Records supplied:
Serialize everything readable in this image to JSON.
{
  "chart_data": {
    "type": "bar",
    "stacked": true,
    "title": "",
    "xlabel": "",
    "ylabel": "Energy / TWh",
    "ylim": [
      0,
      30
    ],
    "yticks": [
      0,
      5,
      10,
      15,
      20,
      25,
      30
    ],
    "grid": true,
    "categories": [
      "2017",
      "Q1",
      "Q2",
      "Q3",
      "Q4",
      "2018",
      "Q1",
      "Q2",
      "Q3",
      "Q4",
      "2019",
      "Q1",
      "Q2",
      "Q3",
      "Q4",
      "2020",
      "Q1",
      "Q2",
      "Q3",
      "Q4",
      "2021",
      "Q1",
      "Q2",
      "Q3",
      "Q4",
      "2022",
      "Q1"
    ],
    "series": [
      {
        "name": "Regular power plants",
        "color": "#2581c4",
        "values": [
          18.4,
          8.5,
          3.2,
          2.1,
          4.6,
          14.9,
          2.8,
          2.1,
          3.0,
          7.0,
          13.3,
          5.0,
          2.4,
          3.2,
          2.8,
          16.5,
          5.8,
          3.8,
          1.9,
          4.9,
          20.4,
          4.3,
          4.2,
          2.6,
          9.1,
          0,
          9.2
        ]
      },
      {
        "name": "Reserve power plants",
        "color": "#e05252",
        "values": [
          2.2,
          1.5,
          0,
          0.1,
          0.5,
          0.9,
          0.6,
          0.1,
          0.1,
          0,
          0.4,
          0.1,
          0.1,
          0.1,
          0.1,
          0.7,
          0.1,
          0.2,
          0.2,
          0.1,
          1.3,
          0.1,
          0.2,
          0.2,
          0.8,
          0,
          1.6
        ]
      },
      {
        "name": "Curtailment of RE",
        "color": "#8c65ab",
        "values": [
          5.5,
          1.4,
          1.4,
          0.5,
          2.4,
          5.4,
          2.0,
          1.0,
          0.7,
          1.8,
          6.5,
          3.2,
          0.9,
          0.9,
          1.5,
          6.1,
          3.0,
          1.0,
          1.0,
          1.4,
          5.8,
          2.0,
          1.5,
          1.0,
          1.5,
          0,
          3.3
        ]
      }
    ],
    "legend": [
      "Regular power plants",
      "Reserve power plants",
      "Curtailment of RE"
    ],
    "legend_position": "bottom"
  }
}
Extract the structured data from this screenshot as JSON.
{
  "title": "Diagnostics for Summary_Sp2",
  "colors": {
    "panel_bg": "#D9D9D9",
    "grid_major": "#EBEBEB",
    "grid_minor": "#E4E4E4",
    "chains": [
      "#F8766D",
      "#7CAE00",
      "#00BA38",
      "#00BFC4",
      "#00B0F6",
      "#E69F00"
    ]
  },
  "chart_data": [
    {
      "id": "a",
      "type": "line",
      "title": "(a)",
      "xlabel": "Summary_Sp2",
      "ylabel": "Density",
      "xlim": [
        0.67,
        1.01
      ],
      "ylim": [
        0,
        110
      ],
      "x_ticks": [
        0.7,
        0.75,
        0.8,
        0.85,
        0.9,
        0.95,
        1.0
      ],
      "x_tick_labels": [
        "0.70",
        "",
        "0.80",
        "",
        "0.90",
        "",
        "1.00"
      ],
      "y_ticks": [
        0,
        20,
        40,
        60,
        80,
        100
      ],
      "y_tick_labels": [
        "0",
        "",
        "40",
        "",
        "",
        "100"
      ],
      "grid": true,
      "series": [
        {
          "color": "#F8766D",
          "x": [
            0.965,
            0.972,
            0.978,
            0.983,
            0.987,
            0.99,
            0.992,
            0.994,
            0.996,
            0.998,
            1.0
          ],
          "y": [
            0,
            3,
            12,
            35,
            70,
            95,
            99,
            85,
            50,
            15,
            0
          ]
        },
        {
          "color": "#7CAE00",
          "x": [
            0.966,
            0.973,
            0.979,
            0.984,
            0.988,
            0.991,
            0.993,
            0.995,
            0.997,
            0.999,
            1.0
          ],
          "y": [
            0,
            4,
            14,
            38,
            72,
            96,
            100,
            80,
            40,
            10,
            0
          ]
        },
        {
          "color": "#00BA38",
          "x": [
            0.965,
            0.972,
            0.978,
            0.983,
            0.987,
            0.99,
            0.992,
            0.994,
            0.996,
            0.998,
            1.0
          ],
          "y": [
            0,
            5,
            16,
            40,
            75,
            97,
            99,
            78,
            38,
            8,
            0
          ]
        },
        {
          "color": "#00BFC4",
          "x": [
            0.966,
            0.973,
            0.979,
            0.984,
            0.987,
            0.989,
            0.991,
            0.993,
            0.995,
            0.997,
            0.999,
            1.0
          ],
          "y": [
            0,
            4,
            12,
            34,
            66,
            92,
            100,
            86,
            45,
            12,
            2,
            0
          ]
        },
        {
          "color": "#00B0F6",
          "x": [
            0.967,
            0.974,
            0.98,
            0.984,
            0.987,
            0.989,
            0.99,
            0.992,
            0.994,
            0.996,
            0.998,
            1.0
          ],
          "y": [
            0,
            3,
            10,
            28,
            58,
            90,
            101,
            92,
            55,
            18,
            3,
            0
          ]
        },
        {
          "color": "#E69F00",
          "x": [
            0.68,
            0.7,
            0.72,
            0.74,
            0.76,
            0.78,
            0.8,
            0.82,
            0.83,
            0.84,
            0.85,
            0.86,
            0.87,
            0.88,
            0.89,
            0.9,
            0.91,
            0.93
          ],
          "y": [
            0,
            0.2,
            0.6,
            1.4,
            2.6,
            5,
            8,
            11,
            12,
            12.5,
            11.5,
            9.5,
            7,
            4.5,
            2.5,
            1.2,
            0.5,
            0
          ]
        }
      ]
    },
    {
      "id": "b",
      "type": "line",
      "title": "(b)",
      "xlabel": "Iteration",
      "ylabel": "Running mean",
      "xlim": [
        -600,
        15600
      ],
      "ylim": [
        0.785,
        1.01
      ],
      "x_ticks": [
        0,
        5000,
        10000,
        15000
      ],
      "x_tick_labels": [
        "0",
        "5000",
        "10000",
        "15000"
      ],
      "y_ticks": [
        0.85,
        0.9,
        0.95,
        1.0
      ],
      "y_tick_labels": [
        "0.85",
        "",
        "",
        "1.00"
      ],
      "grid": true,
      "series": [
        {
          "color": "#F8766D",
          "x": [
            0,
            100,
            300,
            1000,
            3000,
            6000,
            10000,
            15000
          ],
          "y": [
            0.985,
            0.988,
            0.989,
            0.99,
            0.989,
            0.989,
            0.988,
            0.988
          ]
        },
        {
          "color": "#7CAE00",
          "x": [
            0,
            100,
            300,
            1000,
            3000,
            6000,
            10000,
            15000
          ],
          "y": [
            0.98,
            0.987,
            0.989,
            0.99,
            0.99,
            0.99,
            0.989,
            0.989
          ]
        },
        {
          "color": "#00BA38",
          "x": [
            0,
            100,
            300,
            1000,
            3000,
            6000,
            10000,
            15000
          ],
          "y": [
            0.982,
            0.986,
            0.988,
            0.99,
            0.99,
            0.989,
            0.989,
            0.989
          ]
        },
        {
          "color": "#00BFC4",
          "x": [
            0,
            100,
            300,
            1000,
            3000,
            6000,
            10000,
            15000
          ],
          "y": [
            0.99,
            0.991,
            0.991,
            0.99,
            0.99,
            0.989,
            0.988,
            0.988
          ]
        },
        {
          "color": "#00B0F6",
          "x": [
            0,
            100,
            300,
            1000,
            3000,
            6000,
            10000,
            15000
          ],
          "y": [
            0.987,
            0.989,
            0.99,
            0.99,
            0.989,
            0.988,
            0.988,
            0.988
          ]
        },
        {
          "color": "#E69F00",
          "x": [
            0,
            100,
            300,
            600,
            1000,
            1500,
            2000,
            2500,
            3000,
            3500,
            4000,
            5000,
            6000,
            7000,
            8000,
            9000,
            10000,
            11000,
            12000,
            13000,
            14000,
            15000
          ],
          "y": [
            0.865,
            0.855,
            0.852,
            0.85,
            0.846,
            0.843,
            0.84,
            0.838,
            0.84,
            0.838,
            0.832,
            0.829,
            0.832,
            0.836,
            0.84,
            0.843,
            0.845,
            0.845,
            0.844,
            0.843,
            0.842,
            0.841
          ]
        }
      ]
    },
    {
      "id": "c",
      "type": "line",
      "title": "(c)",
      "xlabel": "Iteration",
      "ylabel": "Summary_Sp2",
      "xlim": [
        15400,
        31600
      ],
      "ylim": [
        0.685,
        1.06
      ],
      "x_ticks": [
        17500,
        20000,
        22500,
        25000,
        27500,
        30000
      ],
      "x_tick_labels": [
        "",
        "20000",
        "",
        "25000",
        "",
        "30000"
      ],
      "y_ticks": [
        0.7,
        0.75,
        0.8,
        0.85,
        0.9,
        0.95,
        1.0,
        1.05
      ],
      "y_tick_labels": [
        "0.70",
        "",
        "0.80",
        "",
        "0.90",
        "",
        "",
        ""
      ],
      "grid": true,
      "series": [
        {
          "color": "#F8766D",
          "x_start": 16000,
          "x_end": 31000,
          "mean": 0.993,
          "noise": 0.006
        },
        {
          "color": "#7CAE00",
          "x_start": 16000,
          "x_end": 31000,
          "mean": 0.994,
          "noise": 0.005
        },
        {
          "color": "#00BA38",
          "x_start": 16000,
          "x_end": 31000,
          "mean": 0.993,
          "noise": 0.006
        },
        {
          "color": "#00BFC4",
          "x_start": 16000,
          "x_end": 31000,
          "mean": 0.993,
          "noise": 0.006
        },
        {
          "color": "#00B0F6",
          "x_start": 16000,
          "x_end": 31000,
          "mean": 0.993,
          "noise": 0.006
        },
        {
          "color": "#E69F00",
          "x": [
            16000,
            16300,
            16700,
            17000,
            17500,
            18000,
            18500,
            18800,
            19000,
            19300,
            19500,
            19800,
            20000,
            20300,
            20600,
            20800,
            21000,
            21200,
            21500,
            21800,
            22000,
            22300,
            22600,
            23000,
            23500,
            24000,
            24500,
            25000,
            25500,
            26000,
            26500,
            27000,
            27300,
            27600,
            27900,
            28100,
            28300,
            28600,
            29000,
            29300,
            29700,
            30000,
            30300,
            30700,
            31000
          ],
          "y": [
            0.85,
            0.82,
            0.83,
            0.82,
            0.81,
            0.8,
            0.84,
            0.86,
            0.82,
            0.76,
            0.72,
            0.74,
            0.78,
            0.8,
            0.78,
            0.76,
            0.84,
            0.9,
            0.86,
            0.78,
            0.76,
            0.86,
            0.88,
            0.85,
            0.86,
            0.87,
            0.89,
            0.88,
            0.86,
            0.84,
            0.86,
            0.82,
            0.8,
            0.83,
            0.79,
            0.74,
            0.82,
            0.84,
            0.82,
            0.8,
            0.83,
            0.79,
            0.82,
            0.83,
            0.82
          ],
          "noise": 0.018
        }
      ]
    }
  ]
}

What this task involves:
Above are the records. Copy every line in them holding "Curtailment".

Complete answer:
        "name": "Curtailment of RE",
      "Curtailment of RE"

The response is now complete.